### What the exercise asks
Copy down all of the data underneath, exactly as shown.

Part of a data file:
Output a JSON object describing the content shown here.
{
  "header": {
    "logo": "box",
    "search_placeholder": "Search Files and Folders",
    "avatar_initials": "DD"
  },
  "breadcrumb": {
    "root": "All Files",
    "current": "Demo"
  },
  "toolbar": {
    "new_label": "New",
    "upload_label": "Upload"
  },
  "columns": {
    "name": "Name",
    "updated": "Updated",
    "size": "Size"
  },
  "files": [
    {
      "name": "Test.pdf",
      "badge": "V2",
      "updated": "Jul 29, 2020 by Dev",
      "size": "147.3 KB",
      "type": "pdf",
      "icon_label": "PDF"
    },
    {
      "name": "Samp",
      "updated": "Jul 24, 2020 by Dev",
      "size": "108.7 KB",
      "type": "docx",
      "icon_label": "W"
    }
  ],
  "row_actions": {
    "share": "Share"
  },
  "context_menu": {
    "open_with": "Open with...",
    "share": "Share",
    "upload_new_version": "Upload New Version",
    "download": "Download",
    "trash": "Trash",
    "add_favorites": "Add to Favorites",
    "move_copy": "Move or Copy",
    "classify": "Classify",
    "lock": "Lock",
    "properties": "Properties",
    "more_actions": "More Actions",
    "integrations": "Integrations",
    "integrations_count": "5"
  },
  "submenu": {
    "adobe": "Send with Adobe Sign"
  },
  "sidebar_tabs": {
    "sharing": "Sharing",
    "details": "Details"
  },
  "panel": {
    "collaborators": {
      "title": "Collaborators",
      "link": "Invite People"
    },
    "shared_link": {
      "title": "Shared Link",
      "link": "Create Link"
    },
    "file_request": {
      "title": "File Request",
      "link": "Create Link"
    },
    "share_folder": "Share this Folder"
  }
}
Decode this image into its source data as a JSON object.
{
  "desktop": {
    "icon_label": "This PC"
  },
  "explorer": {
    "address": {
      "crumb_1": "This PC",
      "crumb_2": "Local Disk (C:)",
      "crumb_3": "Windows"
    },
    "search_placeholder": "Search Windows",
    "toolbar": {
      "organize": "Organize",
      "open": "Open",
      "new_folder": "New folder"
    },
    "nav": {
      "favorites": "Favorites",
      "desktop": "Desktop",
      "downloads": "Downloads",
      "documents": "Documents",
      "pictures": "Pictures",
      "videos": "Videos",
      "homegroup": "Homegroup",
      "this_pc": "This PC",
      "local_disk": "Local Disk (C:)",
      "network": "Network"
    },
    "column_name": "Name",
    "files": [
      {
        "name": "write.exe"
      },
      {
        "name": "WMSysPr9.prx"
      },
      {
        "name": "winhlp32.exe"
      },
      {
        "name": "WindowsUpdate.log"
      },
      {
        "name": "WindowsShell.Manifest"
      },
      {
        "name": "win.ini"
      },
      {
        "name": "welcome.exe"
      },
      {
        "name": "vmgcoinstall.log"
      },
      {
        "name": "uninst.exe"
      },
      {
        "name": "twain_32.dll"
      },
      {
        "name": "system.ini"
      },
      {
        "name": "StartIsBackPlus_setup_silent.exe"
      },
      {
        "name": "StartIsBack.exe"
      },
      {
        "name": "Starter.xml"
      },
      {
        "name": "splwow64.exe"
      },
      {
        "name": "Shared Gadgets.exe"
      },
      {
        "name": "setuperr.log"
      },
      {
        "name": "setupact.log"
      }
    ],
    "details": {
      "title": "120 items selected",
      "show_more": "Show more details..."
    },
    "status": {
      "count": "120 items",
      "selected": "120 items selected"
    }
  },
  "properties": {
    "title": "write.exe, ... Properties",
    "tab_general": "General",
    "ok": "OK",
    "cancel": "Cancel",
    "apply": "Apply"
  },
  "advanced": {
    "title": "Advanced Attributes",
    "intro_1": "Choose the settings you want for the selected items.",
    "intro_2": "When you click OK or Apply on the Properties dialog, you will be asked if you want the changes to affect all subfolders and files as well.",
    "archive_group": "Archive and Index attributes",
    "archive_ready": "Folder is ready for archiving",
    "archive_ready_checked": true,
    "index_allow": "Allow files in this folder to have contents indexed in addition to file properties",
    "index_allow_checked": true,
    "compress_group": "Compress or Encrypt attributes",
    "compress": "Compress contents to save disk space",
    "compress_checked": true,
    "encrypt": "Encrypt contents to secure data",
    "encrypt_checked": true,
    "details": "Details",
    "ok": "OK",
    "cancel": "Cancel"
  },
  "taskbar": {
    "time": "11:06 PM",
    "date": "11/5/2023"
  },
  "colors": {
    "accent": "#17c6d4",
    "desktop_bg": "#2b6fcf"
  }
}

### Written solution
Output a JSON object describing the content shown here.
{
  "header": {
    "logo": "box",
    "search_placeholder": "Search Files and Folders",
    "avatar_initials": "DD"
  },
  "breadcrumb": {
    "root": "All Files",
    "current": "Demo"
  },
  "toolbar": {
    "new_label": "New",
    "upload_label": "Upload"
  },
  "columns": {
    "name": "Name",
    "updated": "Updated",
    "size": "Size"
  },
  "files": [
    {
      "name": "Test.pdf",
      "badge": "V2",
      "updated": "Jul 29, 2020 by Dev",
      "size": "147.3 KB",
      "type": "pdf",
      "icon_label": "PDF"
    },
    {
      "name": "Samp",
      "updated": "Jul 24, 2020 by Dev",
      "size": "108.7 KB",
      "type": "docx",
      "icon_label": "W"
    }
  ],
  "row_actions": {
    "share": "Share"
  },
  "context_menu": {
    "open_with": "Open with...",
    "share": "Share",
    "upload_new_version": "Upload New Version",
    "download": "Download",
    "trash": "Trash",
    "add_favorites": "Add to Favorites",
    "move_copy": "Move or Copy",
    "classify": "Classify",
    "lock": "Lock",
    "properties": "Properties",
    "more_actions": "More Actions",
    "integrations": "Integrations",
    "integrations_count": "5"
  },
  "submenu": {
    "adobe": "Send with Adobe Sign"
  },
  "sidebar_tabs": {
    "sharing": "Sharing",
    "details": "Details"
  },
  "panel": {
    "collaborators": {
      "title": "Collaborators",
      "link": "Invite People"
    },
    "shared_link": {
      "title": "Shared Link",
      "link": "Create Link"
    },
    "file_request": {
      "title": "File Request",
      "link": "Create Link"
    },
    "share_folder": "Share this Folder"
  }
}
Decode this image into its source data as a JSON object.
{
  "desktop": {
    "icon_label": "This PC"
  },
  "explorer": {
    "address": {
      "crumb_1": "This PC",
      "crumb_2": "Local Disk (C:)",
      "crumb_3": "Windows"
    },
    "search_placeholder": "Search Windows",
    "toolbar": {
      "organize": "Organize",
      "open": "Open",
      "new_folder": "New folder"
    },
    "nav": {
      "favorites": "Favorites",
      "desktop": "Desktop",
      "downloads": "Downloads",
      "documents": "Documents",
      "pictures": "Pictures",
      "videos": "Videos",
      "homegroup": "Homegroup",
      "this_pc": "This PC",
      "local_disk": "Local Disk (C:)",
      "network": "Network"
    },
    "column_name": "Name",
    "files": [
      {
        "name": "write.exe"
      },
      {
        "name": "WMSysPr9.prx"
      },
      {
        "name": "winhlp32.exe"
      },
      {
        "name": "WindowsUpdate.log"
      },
      {
        "name": "WindowsShell.Manifest"
      },
      {
        "name": "win.ini"
      },
      {
        "name": "welcome.exe"
      },
      {
        "name": "vmgcoinstall.log"
      },
      {
        "name": "uninst.exe"
      },
      {
        "name": "twain_32.dll"
      },
      {
        "name": "system.ini"
      },
      {
        "name": "StartIsBackPlus_setup_silent.exe"
      },
      {
        "name": "StartIsBack.exe"
      },
      {
        "name": "Starter.xml"
      },
      {
        "name": "splwow64.exe"
      },
      {
        "name": "Shared Gadgets.exe"
      },
      {
        "name": "setuperr.log"
      },
      {
        "name": "setupact.log"
      }
    ],
    "details": {
      "title": "120 items selected",
      "show_more": "Show more details..."
    },
    "status": {
      "count": "120 items",
      "selected": "120 items selected"
    }
  },
  "properties": {
    "title": "write.exe, ... Properties",
    "tab_general": "General",
    "ok": "OK",
    "cancel": "Cancel",
    "apply": "Apply"
  },
  "advanced": {
    "title": "Advanced Attributes",
    "intro_1": "Choose the settings you want for the selected items.",
    "intro_2": "When you click OK or Apply on the Properties dialog, you will be asked if you want the changes to affect all subfolders and files as well.",
    "archive_group": "Archive and Index attributes",
    "archive_ready": "Folder is ready for archiving",
    "archive_ready_checked": true,
    "index_allow": "Allow files in this folder to have contents indexed in addition to file properties",
    "index_allow_checked": true,
    "compress_group": "Compress or Encrypt attributes",
    "compress": "Compress contents to save disk space",
    "compress_checked": true,
    "encrypt": "Encrypt contents to secure data",
    "encrypt_checked": true,
    "details": "Details",
    "ok": "OK",
    "cancel": "Cancel"
  },
  "taskbar": {
    "time": "11:06 PM",
    "date": "11/5/2023"
  },
  "colors": {
    "accent": "#17c6d4",
    "desktop_bg": "#2b6fcf"
  }
}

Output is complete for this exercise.